**Text:**

________________

- Developer: Frictional Games
- Publisher: Kepler Interactive
- Writer: Philip Gelatt
- Engine: HPL Engine 4
- Platforms: PlayStation 5; Windows; Xbox Series X/S;
- Release: 2027
- Genre: Psychological thriller
- Mode: Single-player

= Ontos (video game) =

Ontos is an upcoming psychological thriller video game developed by Frictional Games and published by Kepler Interactive. It is the spiritual successor to Soma (2015). The game is set to be released for PlayStation 5, Windows, and Xbox Series X/S in 2027.

== Gameplay ==
Ontos is a psychological thriller video game played from a first-person perspective. As players explore the moon hotel Samsara, which was described by Frictional Games as a large, interconnected space, they will encounter various non-playable characters and complete "Experiments", which are narrative puzzles in which players have to make moral choices that not only affect the outcome of the mission but the rest of the narrative as they progress. There are often multiple ways to solve a puzzle or resolve a conflict. Ontos has a nonlinear narrative, meaning that players can complete missions in different order before reaching its conclusion.

== Story ==
The game follows an engineer named Aditi Amani, who must explore a hotel on the Moon named Samsara to find out the truth about her estranged father. Guided by fragments of the past, she will find out about the mysteries behind Samsara, and the unsettling truths about the nature of reality.

________________

**Exercise prompt:**
According to the Ontos article, what is the name of the moon hotel that players explore? The items come from a separate source, unrelated to the Ontos article.

________________

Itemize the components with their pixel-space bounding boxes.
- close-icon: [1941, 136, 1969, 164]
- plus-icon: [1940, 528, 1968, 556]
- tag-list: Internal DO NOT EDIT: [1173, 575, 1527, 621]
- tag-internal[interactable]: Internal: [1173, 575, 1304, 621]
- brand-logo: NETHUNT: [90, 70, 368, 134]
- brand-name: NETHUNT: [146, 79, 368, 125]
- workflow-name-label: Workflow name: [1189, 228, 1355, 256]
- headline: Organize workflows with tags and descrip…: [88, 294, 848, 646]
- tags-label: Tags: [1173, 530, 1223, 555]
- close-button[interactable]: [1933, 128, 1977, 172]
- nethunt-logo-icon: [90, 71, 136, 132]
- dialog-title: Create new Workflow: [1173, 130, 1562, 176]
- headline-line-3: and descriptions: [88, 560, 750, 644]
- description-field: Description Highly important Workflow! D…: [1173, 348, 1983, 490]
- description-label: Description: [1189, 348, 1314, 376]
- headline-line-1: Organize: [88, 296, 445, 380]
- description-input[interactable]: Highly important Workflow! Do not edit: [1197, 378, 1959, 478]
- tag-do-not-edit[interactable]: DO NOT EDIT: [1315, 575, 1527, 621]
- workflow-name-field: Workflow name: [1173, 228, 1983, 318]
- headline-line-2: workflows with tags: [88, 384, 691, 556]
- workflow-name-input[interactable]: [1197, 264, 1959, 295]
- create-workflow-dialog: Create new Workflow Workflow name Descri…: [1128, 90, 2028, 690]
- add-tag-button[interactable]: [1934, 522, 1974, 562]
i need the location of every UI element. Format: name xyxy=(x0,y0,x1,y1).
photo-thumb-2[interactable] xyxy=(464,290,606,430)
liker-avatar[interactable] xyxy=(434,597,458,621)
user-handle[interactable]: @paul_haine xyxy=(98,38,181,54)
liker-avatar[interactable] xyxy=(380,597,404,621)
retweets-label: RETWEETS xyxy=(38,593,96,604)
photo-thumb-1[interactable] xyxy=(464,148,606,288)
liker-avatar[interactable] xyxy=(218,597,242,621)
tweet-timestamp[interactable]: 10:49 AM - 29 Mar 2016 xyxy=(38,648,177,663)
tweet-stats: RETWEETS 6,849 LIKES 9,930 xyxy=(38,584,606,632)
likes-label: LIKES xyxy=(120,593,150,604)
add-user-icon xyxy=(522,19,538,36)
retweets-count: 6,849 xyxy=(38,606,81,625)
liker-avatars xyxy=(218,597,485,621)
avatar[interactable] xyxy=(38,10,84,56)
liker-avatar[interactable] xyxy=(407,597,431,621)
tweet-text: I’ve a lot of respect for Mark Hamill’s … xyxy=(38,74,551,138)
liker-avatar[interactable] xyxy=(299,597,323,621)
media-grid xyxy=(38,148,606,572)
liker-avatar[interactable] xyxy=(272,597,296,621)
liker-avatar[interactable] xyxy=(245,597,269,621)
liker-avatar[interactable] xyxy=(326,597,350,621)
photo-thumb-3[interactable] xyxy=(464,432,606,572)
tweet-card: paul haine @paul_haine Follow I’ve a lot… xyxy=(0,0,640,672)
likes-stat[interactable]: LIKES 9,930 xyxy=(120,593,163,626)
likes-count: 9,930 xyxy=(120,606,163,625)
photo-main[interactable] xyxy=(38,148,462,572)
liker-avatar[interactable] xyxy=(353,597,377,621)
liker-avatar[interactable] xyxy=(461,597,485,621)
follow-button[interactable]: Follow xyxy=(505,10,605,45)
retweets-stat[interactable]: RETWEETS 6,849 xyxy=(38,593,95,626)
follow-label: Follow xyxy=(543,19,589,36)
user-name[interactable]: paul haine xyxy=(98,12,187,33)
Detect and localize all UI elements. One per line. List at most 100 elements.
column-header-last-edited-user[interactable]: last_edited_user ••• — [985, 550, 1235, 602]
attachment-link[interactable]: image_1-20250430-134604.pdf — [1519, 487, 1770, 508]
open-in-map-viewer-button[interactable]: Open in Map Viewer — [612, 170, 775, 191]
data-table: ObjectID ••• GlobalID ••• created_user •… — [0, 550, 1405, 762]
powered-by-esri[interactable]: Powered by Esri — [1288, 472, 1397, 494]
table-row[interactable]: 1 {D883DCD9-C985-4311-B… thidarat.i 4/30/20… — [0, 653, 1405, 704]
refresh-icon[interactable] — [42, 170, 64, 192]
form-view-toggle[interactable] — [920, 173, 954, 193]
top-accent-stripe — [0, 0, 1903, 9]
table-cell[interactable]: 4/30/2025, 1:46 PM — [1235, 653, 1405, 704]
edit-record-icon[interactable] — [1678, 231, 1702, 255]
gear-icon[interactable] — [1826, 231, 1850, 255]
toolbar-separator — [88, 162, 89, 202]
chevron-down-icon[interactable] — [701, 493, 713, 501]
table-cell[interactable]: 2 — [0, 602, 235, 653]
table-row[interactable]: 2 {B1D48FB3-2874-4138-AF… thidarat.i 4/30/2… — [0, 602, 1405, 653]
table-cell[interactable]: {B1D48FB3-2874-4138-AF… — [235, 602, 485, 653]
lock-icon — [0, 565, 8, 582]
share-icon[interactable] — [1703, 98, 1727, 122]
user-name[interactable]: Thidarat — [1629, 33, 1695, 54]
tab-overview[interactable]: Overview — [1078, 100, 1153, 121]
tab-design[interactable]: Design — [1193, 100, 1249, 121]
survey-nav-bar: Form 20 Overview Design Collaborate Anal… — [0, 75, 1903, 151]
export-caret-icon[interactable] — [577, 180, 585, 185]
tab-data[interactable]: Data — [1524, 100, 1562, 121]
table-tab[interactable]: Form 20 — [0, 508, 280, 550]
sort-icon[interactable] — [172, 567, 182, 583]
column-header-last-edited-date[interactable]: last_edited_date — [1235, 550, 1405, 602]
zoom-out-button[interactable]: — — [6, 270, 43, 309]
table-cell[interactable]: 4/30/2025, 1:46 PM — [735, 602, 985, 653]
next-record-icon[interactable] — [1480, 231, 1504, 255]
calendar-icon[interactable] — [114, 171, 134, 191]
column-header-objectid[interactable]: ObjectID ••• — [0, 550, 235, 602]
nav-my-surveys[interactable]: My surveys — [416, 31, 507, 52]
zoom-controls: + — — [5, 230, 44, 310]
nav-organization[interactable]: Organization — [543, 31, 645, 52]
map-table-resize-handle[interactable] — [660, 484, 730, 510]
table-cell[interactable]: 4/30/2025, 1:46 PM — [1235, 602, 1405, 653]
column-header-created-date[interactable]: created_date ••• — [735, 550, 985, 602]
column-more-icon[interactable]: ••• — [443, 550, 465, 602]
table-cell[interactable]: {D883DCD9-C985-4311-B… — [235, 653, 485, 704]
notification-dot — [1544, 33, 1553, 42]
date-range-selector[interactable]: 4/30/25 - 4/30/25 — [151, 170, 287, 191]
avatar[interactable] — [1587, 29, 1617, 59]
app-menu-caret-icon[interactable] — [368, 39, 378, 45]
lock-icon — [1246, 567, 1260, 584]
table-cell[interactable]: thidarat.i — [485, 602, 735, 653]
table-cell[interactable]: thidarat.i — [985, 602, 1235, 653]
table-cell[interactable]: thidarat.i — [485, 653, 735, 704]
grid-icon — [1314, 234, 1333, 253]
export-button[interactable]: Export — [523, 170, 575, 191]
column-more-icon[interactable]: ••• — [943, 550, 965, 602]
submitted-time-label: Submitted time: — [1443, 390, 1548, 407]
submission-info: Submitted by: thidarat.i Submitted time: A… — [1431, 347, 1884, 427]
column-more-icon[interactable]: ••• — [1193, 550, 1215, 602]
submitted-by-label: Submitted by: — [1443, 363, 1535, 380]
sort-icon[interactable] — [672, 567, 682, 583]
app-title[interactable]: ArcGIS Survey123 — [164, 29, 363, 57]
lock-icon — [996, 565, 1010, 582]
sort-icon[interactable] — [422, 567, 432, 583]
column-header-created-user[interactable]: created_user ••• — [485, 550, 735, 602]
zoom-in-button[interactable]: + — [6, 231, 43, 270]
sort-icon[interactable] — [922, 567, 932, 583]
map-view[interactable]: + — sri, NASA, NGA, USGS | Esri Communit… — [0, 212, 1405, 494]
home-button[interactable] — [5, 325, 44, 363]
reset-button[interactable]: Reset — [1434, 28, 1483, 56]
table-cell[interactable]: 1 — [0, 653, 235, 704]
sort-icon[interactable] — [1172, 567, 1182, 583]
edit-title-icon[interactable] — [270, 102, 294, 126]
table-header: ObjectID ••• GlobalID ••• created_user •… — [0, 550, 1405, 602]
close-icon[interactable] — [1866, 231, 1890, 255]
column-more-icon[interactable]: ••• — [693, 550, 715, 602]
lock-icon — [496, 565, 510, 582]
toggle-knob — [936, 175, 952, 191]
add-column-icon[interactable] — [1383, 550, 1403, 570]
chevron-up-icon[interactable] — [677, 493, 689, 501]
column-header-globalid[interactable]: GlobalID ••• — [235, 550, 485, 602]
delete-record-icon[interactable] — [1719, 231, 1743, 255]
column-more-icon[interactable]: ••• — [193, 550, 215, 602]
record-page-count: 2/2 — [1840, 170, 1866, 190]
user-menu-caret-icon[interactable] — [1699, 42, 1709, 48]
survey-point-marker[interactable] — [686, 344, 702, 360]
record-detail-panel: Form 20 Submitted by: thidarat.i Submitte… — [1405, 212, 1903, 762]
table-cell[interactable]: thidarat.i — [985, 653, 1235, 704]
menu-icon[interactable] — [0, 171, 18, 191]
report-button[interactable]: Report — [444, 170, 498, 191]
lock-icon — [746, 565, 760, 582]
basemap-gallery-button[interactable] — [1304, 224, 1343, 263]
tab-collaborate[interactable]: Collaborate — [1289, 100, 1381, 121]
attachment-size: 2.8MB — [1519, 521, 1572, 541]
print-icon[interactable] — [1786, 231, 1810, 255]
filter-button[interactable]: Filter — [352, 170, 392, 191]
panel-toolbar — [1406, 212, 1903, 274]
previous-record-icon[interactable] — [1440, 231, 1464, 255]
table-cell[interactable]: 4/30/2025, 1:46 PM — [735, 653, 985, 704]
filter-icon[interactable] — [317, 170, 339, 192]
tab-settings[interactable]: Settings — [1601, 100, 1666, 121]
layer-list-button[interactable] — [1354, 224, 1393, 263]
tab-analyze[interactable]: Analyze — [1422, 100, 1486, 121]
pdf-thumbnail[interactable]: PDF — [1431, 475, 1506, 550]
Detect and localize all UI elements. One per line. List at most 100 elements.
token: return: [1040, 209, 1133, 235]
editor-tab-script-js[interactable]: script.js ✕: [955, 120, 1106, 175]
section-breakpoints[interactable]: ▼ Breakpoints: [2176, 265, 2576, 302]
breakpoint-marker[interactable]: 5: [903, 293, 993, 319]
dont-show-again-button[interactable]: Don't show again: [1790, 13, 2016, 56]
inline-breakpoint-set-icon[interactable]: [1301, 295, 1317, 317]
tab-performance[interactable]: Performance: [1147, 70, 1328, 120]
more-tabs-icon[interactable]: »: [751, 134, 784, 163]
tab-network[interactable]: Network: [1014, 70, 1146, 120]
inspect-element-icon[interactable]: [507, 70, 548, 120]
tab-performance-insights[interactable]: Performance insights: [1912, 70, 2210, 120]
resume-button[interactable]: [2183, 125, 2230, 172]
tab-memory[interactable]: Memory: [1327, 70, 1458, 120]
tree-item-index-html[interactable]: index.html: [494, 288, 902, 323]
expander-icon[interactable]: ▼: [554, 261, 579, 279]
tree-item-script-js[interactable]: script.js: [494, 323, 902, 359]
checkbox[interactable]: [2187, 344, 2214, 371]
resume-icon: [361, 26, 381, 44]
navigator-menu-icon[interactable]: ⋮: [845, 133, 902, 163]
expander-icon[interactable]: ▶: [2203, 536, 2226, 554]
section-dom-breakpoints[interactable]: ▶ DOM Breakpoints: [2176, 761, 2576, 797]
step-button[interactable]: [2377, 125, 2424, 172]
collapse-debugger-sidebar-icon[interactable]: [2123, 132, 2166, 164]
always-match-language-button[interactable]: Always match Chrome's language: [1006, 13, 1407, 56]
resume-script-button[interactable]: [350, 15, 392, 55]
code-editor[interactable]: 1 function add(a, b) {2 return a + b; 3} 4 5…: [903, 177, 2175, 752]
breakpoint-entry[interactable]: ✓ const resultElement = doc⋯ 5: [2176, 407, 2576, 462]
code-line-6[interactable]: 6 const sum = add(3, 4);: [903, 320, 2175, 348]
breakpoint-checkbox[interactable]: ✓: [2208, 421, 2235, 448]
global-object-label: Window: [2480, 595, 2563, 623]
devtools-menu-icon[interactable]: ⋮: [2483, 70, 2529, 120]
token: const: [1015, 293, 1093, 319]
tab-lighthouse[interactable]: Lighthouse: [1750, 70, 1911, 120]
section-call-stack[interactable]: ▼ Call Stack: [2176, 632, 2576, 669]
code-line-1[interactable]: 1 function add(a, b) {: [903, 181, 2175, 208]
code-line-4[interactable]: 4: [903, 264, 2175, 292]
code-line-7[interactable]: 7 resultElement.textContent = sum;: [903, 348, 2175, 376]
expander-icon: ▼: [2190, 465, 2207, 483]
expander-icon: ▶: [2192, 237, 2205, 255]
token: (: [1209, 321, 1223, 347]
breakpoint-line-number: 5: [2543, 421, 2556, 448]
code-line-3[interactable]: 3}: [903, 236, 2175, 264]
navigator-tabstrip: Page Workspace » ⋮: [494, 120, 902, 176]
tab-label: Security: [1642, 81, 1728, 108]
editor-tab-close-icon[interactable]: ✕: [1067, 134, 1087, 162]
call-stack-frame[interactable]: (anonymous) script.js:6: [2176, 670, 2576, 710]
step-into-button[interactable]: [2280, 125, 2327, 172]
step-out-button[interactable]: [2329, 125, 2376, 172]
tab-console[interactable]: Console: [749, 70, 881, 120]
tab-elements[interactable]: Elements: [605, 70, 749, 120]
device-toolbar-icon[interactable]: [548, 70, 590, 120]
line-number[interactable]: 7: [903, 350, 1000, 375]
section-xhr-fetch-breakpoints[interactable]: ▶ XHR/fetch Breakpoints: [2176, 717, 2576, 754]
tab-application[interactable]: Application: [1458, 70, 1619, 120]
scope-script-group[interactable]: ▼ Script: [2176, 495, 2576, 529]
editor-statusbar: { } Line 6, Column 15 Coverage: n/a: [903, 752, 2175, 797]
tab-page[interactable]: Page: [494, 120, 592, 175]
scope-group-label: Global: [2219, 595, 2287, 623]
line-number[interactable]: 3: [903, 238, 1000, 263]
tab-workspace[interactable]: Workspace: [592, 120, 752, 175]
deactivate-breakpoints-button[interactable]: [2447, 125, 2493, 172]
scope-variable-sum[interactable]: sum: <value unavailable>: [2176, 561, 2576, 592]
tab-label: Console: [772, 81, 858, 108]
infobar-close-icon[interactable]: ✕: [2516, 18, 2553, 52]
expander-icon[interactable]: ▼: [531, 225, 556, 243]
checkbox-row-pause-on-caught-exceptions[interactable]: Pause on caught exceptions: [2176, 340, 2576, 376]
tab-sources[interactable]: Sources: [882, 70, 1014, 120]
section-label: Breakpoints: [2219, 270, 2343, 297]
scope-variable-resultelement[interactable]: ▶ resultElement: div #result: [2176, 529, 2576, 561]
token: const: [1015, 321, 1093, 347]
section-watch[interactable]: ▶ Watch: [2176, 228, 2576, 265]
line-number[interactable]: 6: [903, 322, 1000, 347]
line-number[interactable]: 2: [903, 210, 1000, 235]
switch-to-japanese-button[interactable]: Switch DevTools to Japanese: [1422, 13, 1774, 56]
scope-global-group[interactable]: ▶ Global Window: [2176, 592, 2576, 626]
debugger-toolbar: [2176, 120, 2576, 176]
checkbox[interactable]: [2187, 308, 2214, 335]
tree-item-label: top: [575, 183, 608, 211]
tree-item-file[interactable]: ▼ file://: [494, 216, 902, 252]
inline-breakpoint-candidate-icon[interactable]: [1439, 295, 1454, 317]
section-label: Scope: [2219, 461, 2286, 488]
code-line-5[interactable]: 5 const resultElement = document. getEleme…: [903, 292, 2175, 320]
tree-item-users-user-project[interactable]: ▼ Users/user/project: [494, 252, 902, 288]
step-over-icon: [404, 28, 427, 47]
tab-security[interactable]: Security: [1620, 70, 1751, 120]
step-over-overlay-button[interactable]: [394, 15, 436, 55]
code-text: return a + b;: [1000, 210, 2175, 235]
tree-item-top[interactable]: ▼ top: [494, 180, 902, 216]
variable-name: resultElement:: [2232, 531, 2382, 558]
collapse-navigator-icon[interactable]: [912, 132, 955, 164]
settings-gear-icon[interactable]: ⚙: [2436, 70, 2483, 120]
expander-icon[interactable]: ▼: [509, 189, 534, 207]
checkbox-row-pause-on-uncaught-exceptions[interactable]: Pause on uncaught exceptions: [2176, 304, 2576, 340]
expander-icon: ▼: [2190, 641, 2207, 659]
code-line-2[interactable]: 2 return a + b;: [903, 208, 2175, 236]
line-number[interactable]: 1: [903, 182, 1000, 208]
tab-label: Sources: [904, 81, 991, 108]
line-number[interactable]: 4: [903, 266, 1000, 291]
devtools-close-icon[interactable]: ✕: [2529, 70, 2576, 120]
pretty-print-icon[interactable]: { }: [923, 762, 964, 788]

________________

**Completed task:**
Samsara